Objectif
Dites si chacune de ces affirmations concorde avec le texte sur André Claudot, en répondant par oui ou non et en citant mot pour mot le passage qui tranche : (a) Claudot a pris la vice-présidence du Comité de défense des locataires de Montmartre aux artistes ; (b) Claudot a été inculpé pour un dessin antimilitariste en 1912 ; (c) au début des années vingt, Claudot fournit chaque semaine un dessin au Libertaire.

Pour Jean Facon Marrec, qui travaille surtout pour la publicité et la mode, c’est sans doute exact. Pour André Claudot (1892-1982), qui a pris la vice-présidence du Comité de défense des locataires de Montmartre aux artistes créé au début du mois d’août, c’est un peu moins certain.
Ce n’est pas un permanent appointé. Mais l’artiste, au chômage depuis 1932, membre de l’Union confédérale des locataires, qui occupe dès le début avec sa femme Suzanne un atelier de la cité, est proche de l’extrême-gauche de la SFIO et de la CGT. De culture libertaire, il s’est engagé très tôt en politique, échappant de peu à une inculpation pour un dessin antimilitariste en 1912.
Il est ensuite inscrit au Carnet B des individus dangereux pour la sûreté nationale pour ses activités anarchistes entre 1912 et 1914 (à cause d’un colis d’affiches et de tracts incitant à la désertion qui lui était destiné). Au début des années vingt, Claudot fournit chaque semaine un dessin au Libertaire et collabore aussi à Clarté.

Enregistrements de délimitation des éléments

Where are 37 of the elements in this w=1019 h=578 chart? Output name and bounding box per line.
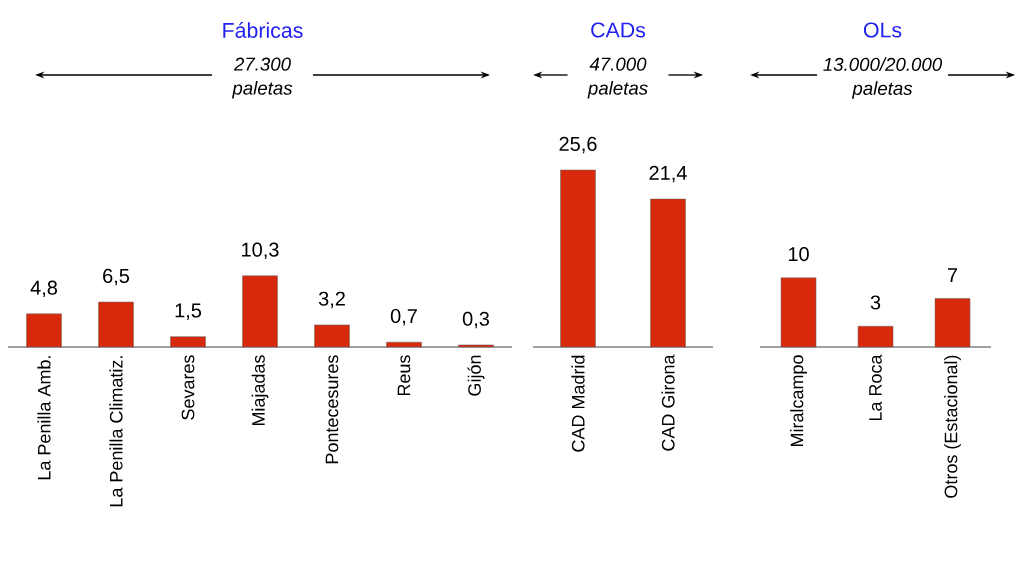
data-label: 1,5	[175, 303, 202, 320]
data-label: 3	[870, 295, 881, 310]
x-tick-label: Sevares	[181, 355, 195, 420]
data-label: 10,3	[242, 242, 279, 260]
data-label: 3,2	[318, 291, 345, 309]
x-tick-label: CAD Girona	[661, 354, 675, 451]
x-tick-label: Miralcampo	[790, 355, 807, 447]
chart-subtitle: 27.300 paletas	[231, 57, 293, 99]
data-label: 0,7	[390, 308, 417, 326]
chart-subtitle: 13.000/20.000 paletas	[823, 57, 943, 99]
x-tick-label: CAD Madrid	[571, 355, 585, 452]
x-tick-label: Reus	[397, 355, 411, 396]
bar	[26, 313, 62, 348]
x-tick-label: Miajadas	[251, 355, 269, 426]
bar	[98, 301, 134, 348]
bar	[386, 341, 422, 348]
data-label: 25,6	[559, 136, 597, 154]
bar	[458, 344, 494, 348]
data-label: 4,8	[30, 280, 58, 298]
data-label: 0,3	[462, 311, 490, 329]
data-label: 21,4	[649, 165, 687, 183]
x-tick-label: Otros (Estacional)	[944, 355, 961, 498]
chart-title: OLs	[863, 22, 902, 38]
data-label: 6,5	[103, 268, 130, 286]
data-label: 10	[788, 246, 809, 262]
x-tick-label: Pontecesures	[325, 355, 339, 464]
bar	[170, 336, 206, 348]
x-tick-label: La Penilla Amb.	[37, 356, 51, 480]
x-tick-label: La Roca	[869, 354, 882, 421]
x-tick-label: Gijón	[467, 355, 485, 396]
bar	[242, 275, 278, 348]
data-label: 7	[947, 268, 958, 282]
chart-title: CADs	[591, 22, 646, 38]
chart-title: Fábricas	[223, 22, 303, 38]
bar	[314, 324, 350, 348]
chart-subtitle: 47.000 paletas	[587, 57, 648, 99]
x-tick-label: La Penilla Climatiz.	[109, 356, 123, 507]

Corrigé
(a) Oui : « qui a pris la vice-présidence du Comité de défense des locataires de Montmartre aux artistes »
(b) Non : « échappant de peu à une inculpation pour un dessin antimilitariste en 1912 »
(c) Oui : « Au début des années vingt, Claudot fournit chaque semaine un dessin au Libertaire »